● **Required task**:
Retype the records below exactly as they appear.

══ Task input

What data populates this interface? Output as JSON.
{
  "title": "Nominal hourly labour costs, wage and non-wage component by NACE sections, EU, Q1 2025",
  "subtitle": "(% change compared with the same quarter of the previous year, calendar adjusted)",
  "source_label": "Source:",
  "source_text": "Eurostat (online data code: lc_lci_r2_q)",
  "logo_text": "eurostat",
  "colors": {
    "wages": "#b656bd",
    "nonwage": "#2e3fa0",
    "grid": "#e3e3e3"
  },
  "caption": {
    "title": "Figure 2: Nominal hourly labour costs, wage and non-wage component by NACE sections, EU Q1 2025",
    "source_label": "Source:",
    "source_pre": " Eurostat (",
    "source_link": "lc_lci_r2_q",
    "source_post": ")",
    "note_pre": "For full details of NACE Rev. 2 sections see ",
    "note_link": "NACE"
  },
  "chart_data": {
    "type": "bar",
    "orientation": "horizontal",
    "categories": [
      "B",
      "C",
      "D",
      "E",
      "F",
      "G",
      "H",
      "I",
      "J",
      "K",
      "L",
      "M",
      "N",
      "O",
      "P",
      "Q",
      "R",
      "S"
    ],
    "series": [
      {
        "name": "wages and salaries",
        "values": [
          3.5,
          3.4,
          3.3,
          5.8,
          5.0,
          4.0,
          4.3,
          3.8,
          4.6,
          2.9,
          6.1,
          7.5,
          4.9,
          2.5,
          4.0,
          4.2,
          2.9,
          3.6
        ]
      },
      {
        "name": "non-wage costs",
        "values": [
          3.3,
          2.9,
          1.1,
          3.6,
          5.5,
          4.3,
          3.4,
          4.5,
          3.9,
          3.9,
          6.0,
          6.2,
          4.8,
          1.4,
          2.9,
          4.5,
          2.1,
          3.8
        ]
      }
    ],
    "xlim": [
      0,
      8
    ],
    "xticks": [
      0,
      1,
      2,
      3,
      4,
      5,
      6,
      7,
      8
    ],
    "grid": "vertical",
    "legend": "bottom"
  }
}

════

● **Correct response**:
What data populates this interface? Output as JSON.
{
  "title": "Nominal hourly labour costs, wage and non-wage component by NACE sections, EU, Q1 2025",
  "subtitle": "(% change compared with the same quarter of the previous year, calendar adjusted)",
  "source_label": "Source:",
  "source_text": "Eurostat (online data code: lc_lci_r2_q)",
  "logo_text": "eurostat",
  "colors": {
    "wages": "#b656bd",
    "nonwage": "#2e3fa0",
    "grid": "#e3e3e3"
  },
  "caption": {
    "title": "Figure 2: Nominal hourly labour costs, wage and non-wage component by NACE sections, EU Q1 2025",
    "source_label": "Source:",
    "source_pre": " Eurostat (",
    "source_link": "lc_lci_r2_q",
    "source_post": ")",
    "note_pre": "For full details of NACE Rev. 2 sections see ",
    "note_link": "NACE"
  },
  "chart_data": {
    "type": "bar",
    "orientation": "horizontal",
    "categories": [
      "B",
      "C",
      "D",
      "E",
      "F",
      "G",
      "H",
      "I",
      "J",
      "K",
      "L",
      "M",
      "N",
      "O",
      "P",
      "Q",
      "R",
      "S"
    ],
    "series": [
      {
        "name": "wages and salaries",
        "values": [
          3.5,
          3.4,
          3.3,
          5.8,
          5.0,
          4.0,
          4.3,
          3.8,
          4.6,
          2.9,
          6.1,
          7.5,
          4.9,
          2.5,
          4.0,
          4.2,
          2.9,
          3.6
        ]
      },
      {
        "name": "non-wage costs",
        "values": [
          3.3,
          2.9,
          1.1,
          3.6,
          5.5,
          4.3,
          3.4,
          4.5,
          3.9,
          3.9,
          6.0,
          6.2,
          4.8,
          1.4,
          2.9,
          4.5,
          2.1,
          3.8
        ]
      }
    ],
    "xlim": [
      0,
      8
    ],
    "xticks": [
      0,
      1,
      2,
      3,
      4,
      5,
      6,
      7,
      8
    ],
    "grid": "vertical",
    "legend": "bottom"
  }
}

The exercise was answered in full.